§ TAREFA A
Diga se cada afirmação abaixo está de acordo com o texto sobre o ato dos estudantes pelo Hospital das Clínicas de Bauru, respondendo sim ou não e citando literalmente as palavras do texto que decidem. (i) Depois de se concentrarem na frente do prédio, os alunos foram à avenida Getúlio Vargas para fazer panfletagem. (ii) Matheus Borges nega que a unidade em operação agregará valor ao curso. (iii) Na noite anterior, 42 pacientes aguardavam vagas de internação em unidades de urgência e emergência do município.
§ TAREFA B
Continue o texto sobre o ato dos estudantes pelo Hospital das Clínicas de Bauru, começando logo após a última frase apresentada.

§ TEXTO SELECIONADO

++++++++++

Mobilizados em torno da reivindicação da abertura definitiva do Hospital das Clínicas (HC) em Bauru, estudantes do curso de medicina da USP promoveram ontem (18) novo ato para chamar a atenção da sociedade sobre a importância da causa. O grupo assegura que a principal motivação do pleito é o déficit de leitos hospitalares públicos na região.

Concentrados na frente do prédio, onde, por ora, funciona o hospital de campanha para pacientes com Covid-19, os alunos produziram faixas e cartazes. Depois, marcharam para panfletagem na avenida Getúlio Vargas.

Foi o risco de fechamento desses eleitos para o enfrentamento da pandemia, no fim de 2020, que deu início ao movimento de estudantes. As vagas foram mantidas e, recentemente, ampliadas por conta do agravemento da crise sanitária após as festas de fim de ano.

O movimento defende, porém, a abertura definitiva do HC. Membro do grupo, Matheus Borges, 21 anos, reconhece que a unidade em operação agregará valor ao curso, mas garante que a principal motivação é a falta de leitos hospitalares no SUS. Ontem à noite, 42 pacientes aguardavam vagas de internação em unidades de urgência e emergência do município.

"Em um momento tão delicado para a saúde em Bauru, o contexto é de fechamento de leitos. Queremos chamar atenção das autoridades", diz o estudante.

++++++++++

§ ITENS LISTADOS
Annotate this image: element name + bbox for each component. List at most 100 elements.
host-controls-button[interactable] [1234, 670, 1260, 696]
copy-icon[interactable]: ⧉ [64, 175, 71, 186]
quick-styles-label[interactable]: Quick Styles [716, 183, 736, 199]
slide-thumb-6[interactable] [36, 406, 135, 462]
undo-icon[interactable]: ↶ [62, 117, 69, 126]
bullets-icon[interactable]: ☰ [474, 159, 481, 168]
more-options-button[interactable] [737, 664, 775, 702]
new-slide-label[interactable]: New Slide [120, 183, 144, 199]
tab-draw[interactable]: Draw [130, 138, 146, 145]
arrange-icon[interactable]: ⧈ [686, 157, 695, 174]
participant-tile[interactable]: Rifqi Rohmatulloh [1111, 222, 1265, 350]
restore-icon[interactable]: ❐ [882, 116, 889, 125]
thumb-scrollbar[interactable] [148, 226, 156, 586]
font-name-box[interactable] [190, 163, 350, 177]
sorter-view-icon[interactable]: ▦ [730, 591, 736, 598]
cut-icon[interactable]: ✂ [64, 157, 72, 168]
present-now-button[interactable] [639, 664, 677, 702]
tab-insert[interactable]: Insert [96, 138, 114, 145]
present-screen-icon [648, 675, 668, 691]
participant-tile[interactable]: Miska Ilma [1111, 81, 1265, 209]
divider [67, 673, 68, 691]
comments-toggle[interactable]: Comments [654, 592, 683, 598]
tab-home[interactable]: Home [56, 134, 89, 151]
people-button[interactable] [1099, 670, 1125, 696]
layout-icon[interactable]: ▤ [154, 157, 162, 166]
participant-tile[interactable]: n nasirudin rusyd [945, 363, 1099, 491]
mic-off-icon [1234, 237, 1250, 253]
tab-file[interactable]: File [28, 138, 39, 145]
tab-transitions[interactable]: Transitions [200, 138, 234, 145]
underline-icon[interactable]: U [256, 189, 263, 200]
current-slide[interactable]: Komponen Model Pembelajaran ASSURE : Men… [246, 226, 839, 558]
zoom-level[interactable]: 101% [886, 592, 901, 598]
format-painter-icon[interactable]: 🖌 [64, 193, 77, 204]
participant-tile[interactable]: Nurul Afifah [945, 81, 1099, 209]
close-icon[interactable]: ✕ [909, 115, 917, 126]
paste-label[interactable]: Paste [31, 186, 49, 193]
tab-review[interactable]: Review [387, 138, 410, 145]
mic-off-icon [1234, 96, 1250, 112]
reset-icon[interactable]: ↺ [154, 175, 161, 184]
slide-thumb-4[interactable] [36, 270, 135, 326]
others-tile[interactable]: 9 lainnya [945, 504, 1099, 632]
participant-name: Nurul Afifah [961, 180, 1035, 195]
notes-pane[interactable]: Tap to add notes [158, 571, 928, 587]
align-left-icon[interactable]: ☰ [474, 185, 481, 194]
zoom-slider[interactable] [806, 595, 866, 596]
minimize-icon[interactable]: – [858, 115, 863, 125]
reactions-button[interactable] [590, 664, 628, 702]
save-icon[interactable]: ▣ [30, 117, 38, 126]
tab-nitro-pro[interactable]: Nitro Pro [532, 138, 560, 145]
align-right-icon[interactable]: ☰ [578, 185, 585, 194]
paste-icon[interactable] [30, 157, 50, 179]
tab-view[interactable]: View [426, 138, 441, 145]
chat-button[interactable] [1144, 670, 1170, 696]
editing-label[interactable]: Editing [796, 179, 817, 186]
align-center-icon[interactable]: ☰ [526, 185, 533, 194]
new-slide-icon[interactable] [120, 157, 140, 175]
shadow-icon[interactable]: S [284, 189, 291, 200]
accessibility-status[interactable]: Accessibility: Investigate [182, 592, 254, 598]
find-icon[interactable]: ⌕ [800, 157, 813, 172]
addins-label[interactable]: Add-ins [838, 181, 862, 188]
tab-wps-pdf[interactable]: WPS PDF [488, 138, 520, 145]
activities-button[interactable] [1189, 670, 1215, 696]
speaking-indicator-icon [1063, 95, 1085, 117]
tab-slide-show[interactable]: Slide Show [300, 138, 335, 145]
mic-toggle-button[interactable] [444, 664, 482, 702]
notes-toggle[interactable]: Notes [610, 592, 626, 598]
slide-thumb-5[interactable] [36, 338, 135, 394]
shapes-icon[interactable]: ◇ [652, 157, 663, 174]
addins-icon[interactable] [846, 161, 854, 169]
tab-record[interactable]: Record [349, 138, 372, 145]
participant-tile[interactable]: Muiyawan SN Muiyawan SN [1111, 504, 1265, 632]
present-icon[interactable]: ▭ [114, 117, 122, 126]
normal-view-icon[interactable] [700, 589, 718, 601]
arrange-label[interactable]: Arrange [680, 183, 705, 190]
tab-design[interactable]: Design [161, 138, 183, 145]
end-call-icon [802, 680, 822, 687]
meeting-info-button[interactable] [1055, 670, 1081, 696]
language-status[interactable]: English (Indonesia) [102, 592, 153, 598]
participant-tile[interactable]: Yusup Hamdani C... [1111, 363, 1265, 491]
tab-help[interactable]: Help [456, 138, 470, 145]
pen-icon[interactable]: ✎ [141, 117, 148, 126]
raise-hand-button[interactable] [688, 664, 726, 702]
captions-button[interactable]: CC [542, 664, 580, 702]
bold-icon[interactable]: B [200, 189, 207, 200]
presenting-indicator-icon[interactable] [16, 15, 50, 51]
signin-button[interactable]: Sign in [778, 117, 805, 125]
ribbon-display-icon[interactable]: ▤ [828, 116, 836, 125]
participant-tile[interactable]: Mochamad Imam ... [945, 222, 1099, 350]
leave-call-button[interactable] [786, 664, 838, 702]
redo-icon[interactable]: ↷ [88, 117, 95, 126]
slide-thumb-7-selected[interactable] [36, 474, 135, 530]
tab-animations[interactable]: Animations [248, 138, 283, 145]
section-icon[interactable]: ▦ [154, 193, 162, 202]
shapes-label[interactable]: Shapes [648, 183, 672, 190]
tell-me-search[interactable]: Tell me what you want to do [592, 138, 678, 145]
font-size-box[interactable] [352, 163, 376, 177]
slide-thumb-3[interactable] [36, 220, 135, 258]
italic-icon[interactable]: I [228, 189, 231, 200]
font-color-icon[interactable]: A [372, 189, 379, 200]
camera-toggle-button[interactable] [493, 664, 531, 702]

++++++++++

§ RESPOSTA A
(i) Sim: "Depois, marcharam para panfletagem na avenida Getúlio Vargas."
(ii) Não: "reconhece que a unidade em operação agregará valor ao curso"
(iii) Sim: "Ontem à noite, 42 pacientes aguardavam vagas de internação em unidades de urgência e emergência do município."

§ RESPOSTA B
Matheus comenta que o movimento tem se articulado em diversas frentes e dialoga, por exemplo, com políticos locais. Ele relata, no entanto, que não tem obtido êxito na tentativa de estabelecer canal direto de diálogo junto ao governo do estado.

"A gente tem a informação da necessidade de uma lei que autarquize o HC para que haja um acordo de cooperação técnica entre a USP e o Estado. Mas não há gestos de que isso esteja nos planos de curto nem de médio prazo", lamenta.

ESPECIALIDADES

Aluno do segundo ano de medicina, Wesley Pereira, 21, comenta que o novo hospital tem o papel de suprir a oferta de especialidades com maior demanda ou mesmo inexistência de oferta na cidade de Bauru. "É uma estrutura planejada há décadas e tem tudo para ser referência, como já é o Centrinho", acredita.

Além de alunos de medicina e de simpatizantes da pauta, passaram pela concentração do ato representantes do Sindicato do Comércio Varejista (Sincomércio) de Bauru e Região e os vereadores Eduardo Borgo (PSL), Júnior Lokadora (PP) e Marcelo Afonso (Patriota).